#### What to do
Leave out the pictures and repeat the data exactly.

#### Data rows
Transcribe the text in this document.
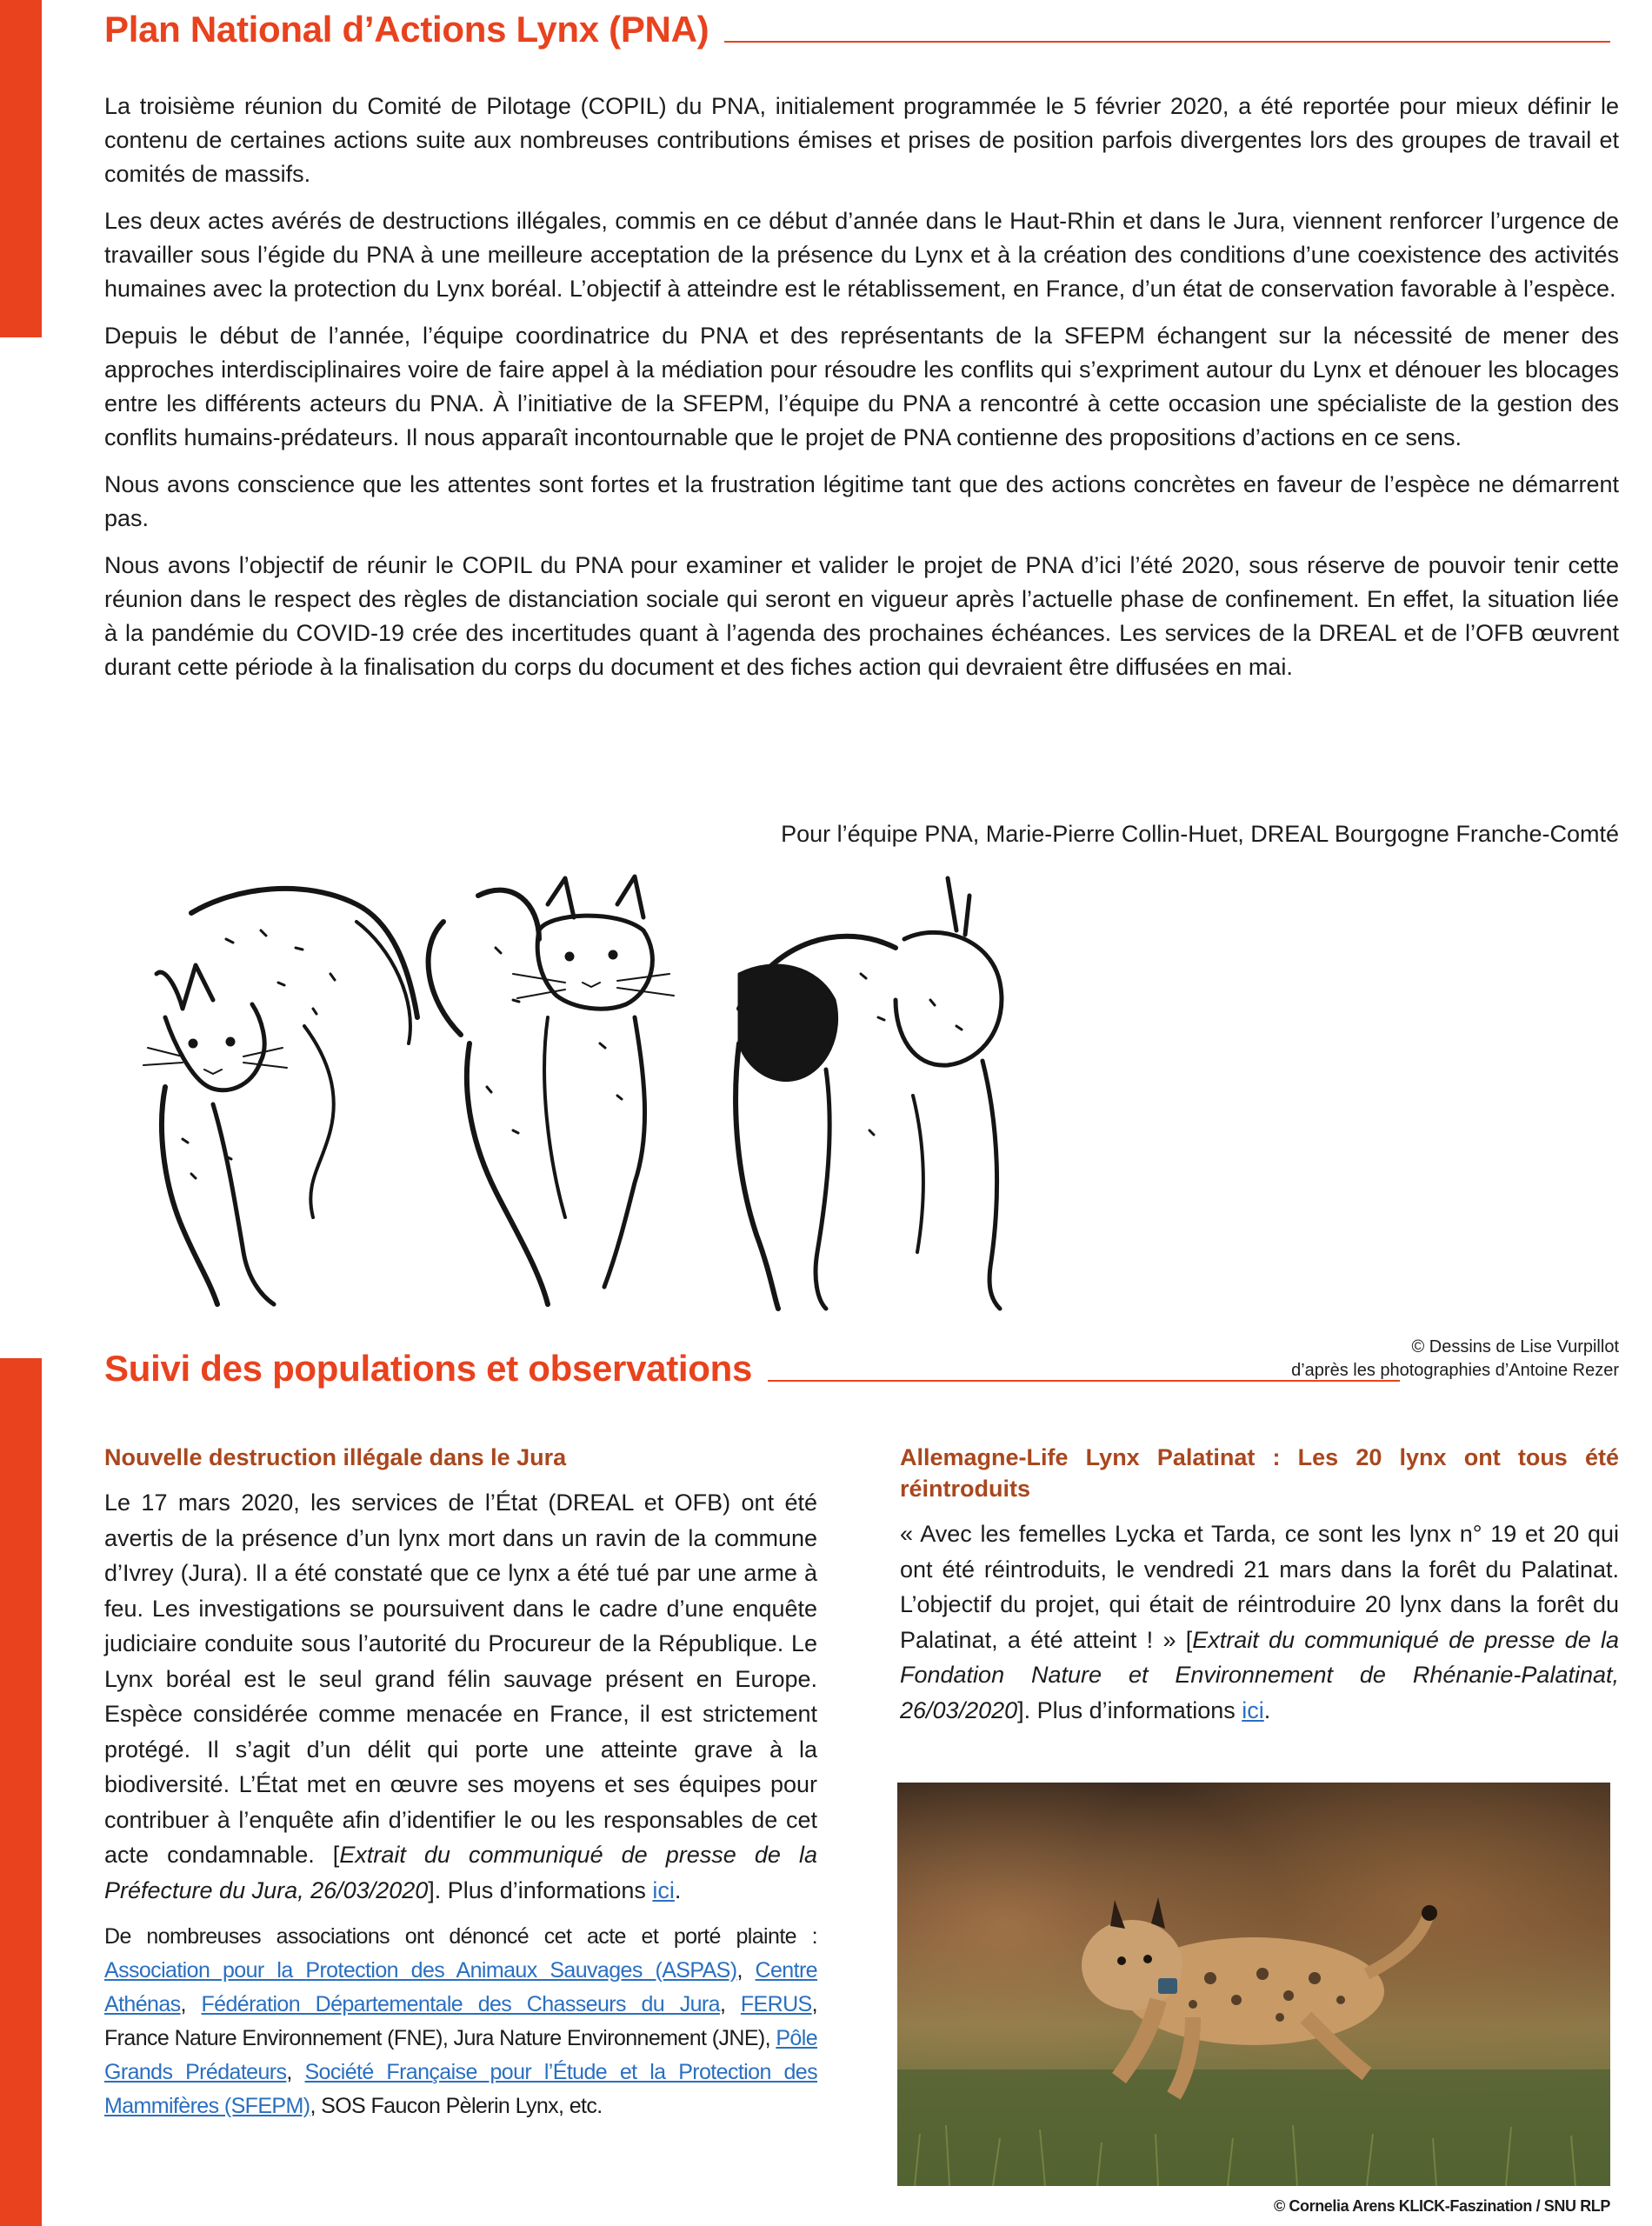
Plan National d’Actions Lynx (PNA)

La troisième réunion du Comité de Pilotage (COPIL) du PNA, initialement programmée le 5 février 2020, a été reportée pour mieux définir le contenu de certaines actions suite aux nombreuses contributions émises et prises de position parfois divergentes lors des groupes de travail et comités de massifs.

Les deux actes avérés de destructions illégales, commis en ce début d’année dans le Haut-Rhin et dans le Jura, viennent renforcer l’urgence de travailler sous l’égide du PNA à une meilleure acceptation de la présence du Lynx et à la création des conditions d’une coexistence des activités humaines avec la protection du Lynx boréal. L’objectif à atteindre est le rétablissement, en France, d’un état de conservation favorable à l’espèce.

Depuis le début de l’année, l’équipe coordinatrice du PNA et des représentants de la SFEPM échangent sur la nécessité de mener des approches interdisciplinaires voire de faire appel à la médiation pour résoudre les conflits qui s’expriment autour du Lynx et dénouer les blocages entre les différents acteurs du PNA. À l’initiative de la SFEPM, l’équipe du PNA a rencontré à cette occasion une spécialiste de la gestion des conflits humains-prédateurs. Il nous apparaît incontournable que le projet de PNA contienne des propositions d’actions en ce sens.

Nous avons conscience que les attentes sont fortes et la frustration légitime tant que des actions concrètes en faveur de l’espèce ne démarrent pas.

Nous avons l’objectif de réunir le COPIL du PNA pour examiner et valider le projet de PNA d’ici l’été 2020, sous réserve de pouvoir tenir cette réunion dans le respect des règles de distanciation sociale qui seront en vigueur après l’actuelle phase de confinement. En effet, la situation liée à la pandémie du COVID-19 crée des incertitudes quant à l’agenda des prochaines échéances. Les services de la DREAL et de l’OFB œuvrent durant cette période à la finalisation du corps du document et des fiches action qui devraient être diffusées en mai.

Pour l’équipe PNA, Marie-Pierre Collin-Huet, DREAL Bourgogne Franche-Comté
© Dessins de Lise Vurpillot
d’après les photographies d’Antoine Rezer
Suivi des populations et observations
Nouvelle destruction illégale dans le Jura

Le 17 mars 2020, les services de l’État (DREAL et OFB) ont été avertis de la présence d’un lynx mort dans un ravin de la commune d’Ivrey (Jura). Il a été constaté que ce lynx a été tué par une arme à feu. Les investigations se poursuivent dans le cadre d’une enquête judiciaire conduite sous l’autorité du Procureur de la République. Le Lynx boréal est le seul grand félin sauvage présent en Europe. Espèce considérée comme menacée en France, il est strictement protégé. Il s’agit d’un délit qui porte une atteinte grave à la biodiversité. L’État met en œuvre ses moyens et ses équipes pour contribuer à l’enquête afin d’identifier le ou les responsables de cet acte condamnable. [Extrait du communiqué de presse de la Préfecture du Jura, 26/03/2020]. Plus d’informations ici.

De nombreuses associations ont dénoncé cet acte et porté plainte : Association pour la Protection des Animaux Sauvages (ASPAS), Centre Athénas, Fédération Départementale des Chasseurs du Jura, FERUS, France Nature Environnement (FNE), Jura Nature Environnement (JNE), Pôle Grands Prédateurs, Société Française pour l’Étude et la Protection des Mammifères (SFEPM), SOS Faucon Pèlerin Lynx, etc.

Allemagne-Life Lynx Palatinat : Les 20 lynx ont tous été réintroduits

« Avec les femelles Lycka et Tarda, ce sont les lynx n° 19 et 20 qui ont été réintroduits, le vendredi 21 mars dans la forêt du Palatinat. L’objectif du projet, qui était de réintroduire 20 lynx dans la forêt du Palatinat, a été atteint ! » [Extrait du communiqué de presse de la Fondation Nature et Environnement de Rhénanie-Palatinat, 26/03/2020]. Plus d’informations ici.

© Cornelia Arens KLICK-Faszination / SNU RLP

#### Exercise response
Transcribe the text in this document.
Plan National d’Actions Lynx (PNA)

La troisième réunion du Comité de Pilotage (COPIL) du PNA, initialement programmée le 5 février 2020, a été reportée pour mieux définir le contenu de certaines actions suite aux nombreuses contributions émises et prises de position parfois divergentes lors des groupes de travail et comités de massifs.

Les deux actes avérés de destructions illégales, commis en ce début d’année dans le Haut-Rhin et dans le Jura, viennent renforcer l’urgence de travailler sous l’égide du PNA à une meilleure acceptation de la présence du Lynx et à la création des conditions d’une coexistence des activités humaines avec la protection du Lynx boréal. L’objectif à atteindre est le rétablissement, en France, d’un état de conservation favorable à l’espèce.

Depuis le début de l’année, l’équipe coordinatrice du PNA et des représentants de la SFEPM échangent sur la nécessité de mener des approches interdisciplinaires voire de faire appel à la médiation pour résoudre les conflits qui s’expriment autour du Lynx et dénouer les blocages entre les différents acteurs du PNA. À l’initiative de la SFEPM, l’équipe du PNA a rencontré à cette occasion une spécialiste de la gestion des conflits humains-prédateurs. Il nous apparaît incontournable que le projet de PNA contienne des propositions d’actions en ce sens.

Nous avons conscience que les attentes sont fortes et la frustration légitime tant que des actions concrètes en faveur de l’espèce ne démarrent pas.

Nous avons l’objectif de réunir le COPIL du PNA pour examiner et valider le projet de PNA d’ici l’été 2020, sous réserve de pouvoir tenir cette réunion dans le respect des règles de distanciation sociale qui seront en vigueur après l’actuelle phase de confinement. En effet, la situation liée à la pandémie du COVID-19 crée des incertitudes quant à l’agenda des prochaines échéances. Les services de la DREAL et de l’OFB œuvrent durant cette période à la finalisation du corps du document et des fiches action qui devraient être diffusées en mai.

Pour l’équipe PNA, Marie-Pierre Collin-Huet, DREAL Bourgogne Franche-Comté
© Dessins de Lise Vurpillot
d’après les photographies d’Antoine Rezer
Suivi des populations et observations
Nouvelle destruction illégale dans le Jura

Le 17 mars 2020, les services de l’État (DREAL et OFB) ont été avertis de la présence d’un lynx mort dans un ravin de la commune d’Ivrey (Jura). Il a été constaté que ce lynx a été tué par une arme à feu. Les investigations se poursuivent dans le cadre d’une enquête judiciaire conduite sous l’autorité du Procureur de la République. Le Lynx boréal est le seul grand félin sauvage présent en Europe. Espèce considérée comme menacée en France, il est strictement protégé. Il s’agit d’un délit qui porte une atteinte grave à la biodiversité. L’État met en œuvre ses moyens et ses équipes pour contribuer à l’enquête afin d’identifier le ou les responsables de cet acte condamnable. [Extrait du communiqué de presse de la Préfecture du Jura, 26/03/2020]. Plus d’informations ici.

De nombreuses associations ont dénoncé cet acte et porté plainte : Association pour la Protection des Animaux Sauvages (ASPAS), Centre Athénas, Fédération Départementale des Chasseurs du Jura, FERUS, France Nature Environnement (FNE), Jura Nature Environnement (JNE), Pôle Grands Prédateurs, Société Française pour l’Étude et la Protection des Mammifères (SFEPM), SOS Faucon Pèlerin Lynx, etc.

Allemagne-Life Lynx Palatinat : Les 20 lynx ont tous été réintroduits

« Avec les femelles Lycka et Tarda, ce sont les lynx n° 19 et 20 qui ont été réintroduits, le vendredi 21 mars dans la forêt du Palatinat. L’objectif du projet, qui était de réintroduire 20 lynx dans la forêt du Palatinat, a été atteint ! » [Extrait du communiqué de presse de la Fondation Nature et Environnement de Rhénanie-Palatinat, 26/03/2020]. Plus d’informations ici.

© Cornelia Arens KLICK-Faszination / SNU RLP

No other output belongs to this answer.